_SHORT PROBLEM:_ Exclude the pictures, then repeat the remaining data exactly.

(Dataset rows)
········
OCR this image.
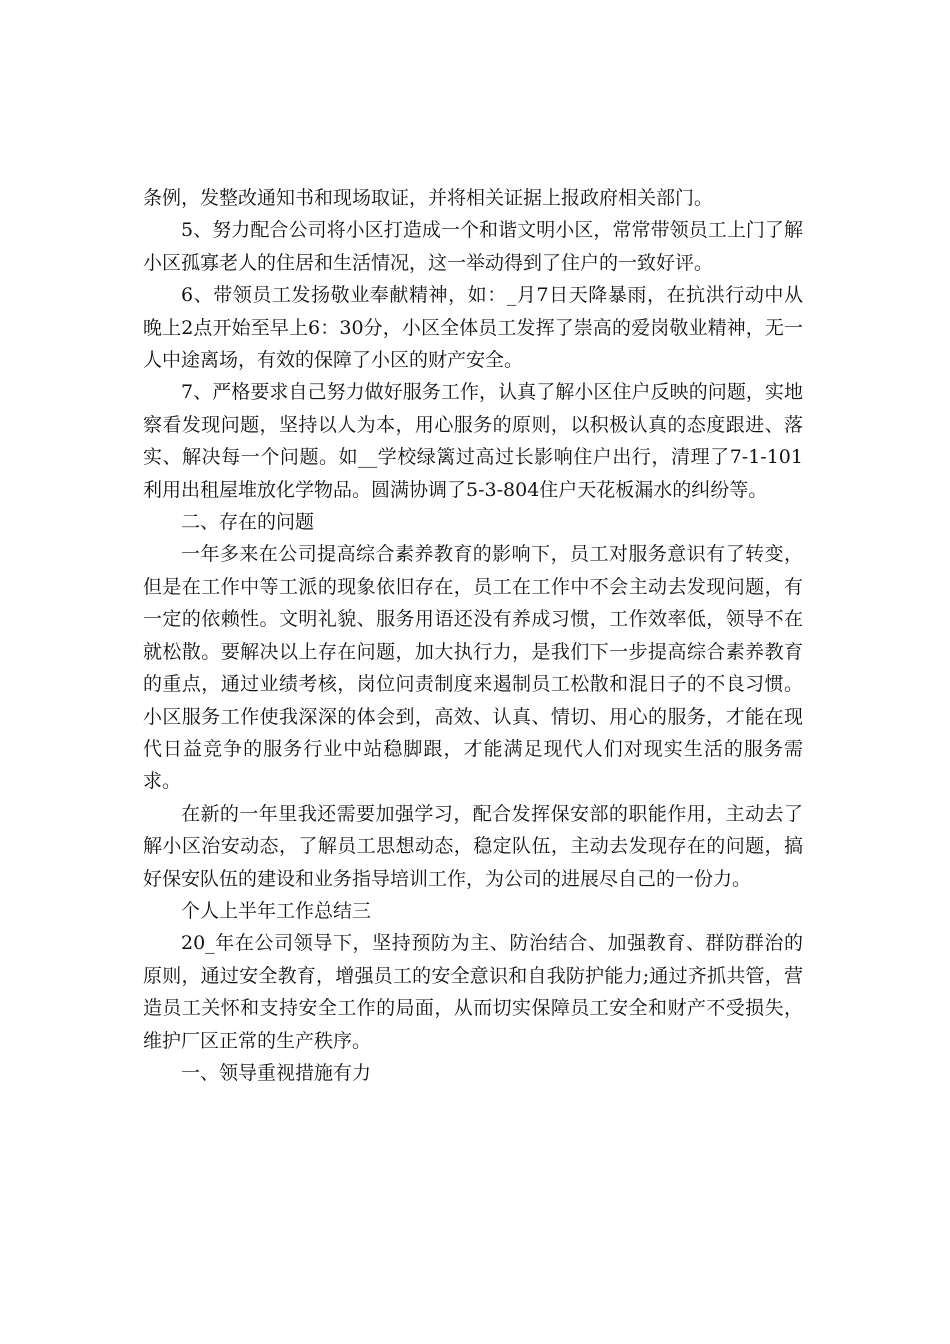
条例，发整改通知书和现场取证，并将相关证据上报政府相关部门。

5、努力配合公司将小区打造成一个和谐文明小区，常常带领员工上门了解小区孤寡老人的住居和生活情况，这一举动得到了住户的一致好评。

6、带领员工发扬敬业奉献精神，如：_月7日天降暴雨，在抗洪行动中从晚上2点开始至早上6：30分，小区全体员工发挥了崇高的爱岗敬业精神，无一人中途离场，有效的保障了小区的财产安全。

7、严格要求自己努力做好服务工作，认真了解小区住户反映的问题，实地察看发现问题，坚持以人为本，用心服务的原则，以积极认真的态度跟进、落实、解决每一个问题。如__学校绿篱过高过长影响住户出行，清理了7-1-101利用出租屋堆放化学物品。圆满协调了5-3-804住户天花板漏水的纠纷等。

二、存在的问题

一年多来在公司提高综合素养教育的影响下，员工对服务意识有了转变，但是在工作中等工派的现象依旧存在，员工在工作中不会主动去发现问题，有一定的依赖性。文明礼貌、服务用语还没有养成习惯，工作效率低，领导不在就松散。要解决以上存在问题，加大执行力，是我们下一步提高综合素养教育的重点，通过业绩考核，岗位问责制度来遏制员工松散和混日子的不良习惯。小区服务工作使我深深的体会到，高效、认真、情切、用心的服务，才能在现代日益竞争的服务行业中站稳脚跟，才能满足现代人们对现实生活的服务需求。

在新的一年里我还需要加强学习，配合发挥保安部的职能作用，主动去了解小区治安动态，了解员工思想动态，稳定队伍，主动去发现存在的问题，搞好保安队伍的建设和业务指导培训工作，为公司的进展尽自己的一份力。

个人上半年工作总结三

20_年在公司领导下，坚持预防为主、防治结合、加强教育、群防群治的原则，通过安全教育，增强员工的安全意识和自我防护能力;通过齐抓共管，营造员工关怀和支持安全工作的局面，从而切实保障员工安全和财产不受损失，维护厂区正常的生产秩序。

一、领导重视措施有力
········
_THE RESULT:_
OCR this image.
条例，发整改通知书和现场取证，并将相关证据上报政府相关部门。

5、努力配合公司将小区打造成一个和谐文明小区，常常带领员工上门了解小区孤寡老人的住居和生活情况，这一举动得到了住户的一致好评。

6、带领员工发扬敬业奉献精神，如：_月7日天降暴雨，在抗洪行动中从晚上2点开始至早上6：30分，小区全体员工发挥了崇高的爱岗敬业精神，无一人中途离场，有效的保障了小区的财产安全。

7、严格要求自己努力做好服务工作，认真了解小区住户反映的问题，实地察看发现问题，坚持以人为本，用心服务的原则，以积极认真的态度跟进、落实、解决每一个问题。如__学校绿篱过高过长影响住户出行，清理了7-1-101利用出租屋堆放化学物品。圆满协调了5-3-804住户天花板漏水的纠纷等。

二、存在的问题

一年多来在公司提高综合素养教育的影响下，员工对服务意识有了转变，但是在工作中等工派的现象依旧存在，员工在工作中不会主动去发现问题，有一定的依赖性。文明礼貌、服务用语还没有养成习惯，工作效率低，领导不在就松散。要解决以上存在问题，加大执行力，是我们下一步提高综合素养教育的重点，通过业绩考核，岗位问责制度来遏制员工松散和混日子的不良习惯。小区服务工作使我深深的体会到，高效、认真、情切、用心的服务，才能在现代日益竞争的服务行业中站稳脚跟，才能满足现代人们对现实生活的服务需求。

在新的一年里我还需要加强学习，配合发挥保安部的职能作用，主动去了解小区治安动态，了解员工思想动态，稳定队伍，主动去发现存在的问题，搞好保安队伍的建设和业务指导培训工作，为公司的进展尽自己的一份力。

个人上半年工作总结三

20_年在公司领导下，坚持预防为主、防治结合、加强教育、群防群治的原则，通过安全教育，增强员工的安全意识和自我防护能力;通过齐抓共管，营造员工关怀和支持安全工作的局面，从而切实保障员工安全和财产不受损失，维护厂区正常的生产秩序。

一、领导重视措施有力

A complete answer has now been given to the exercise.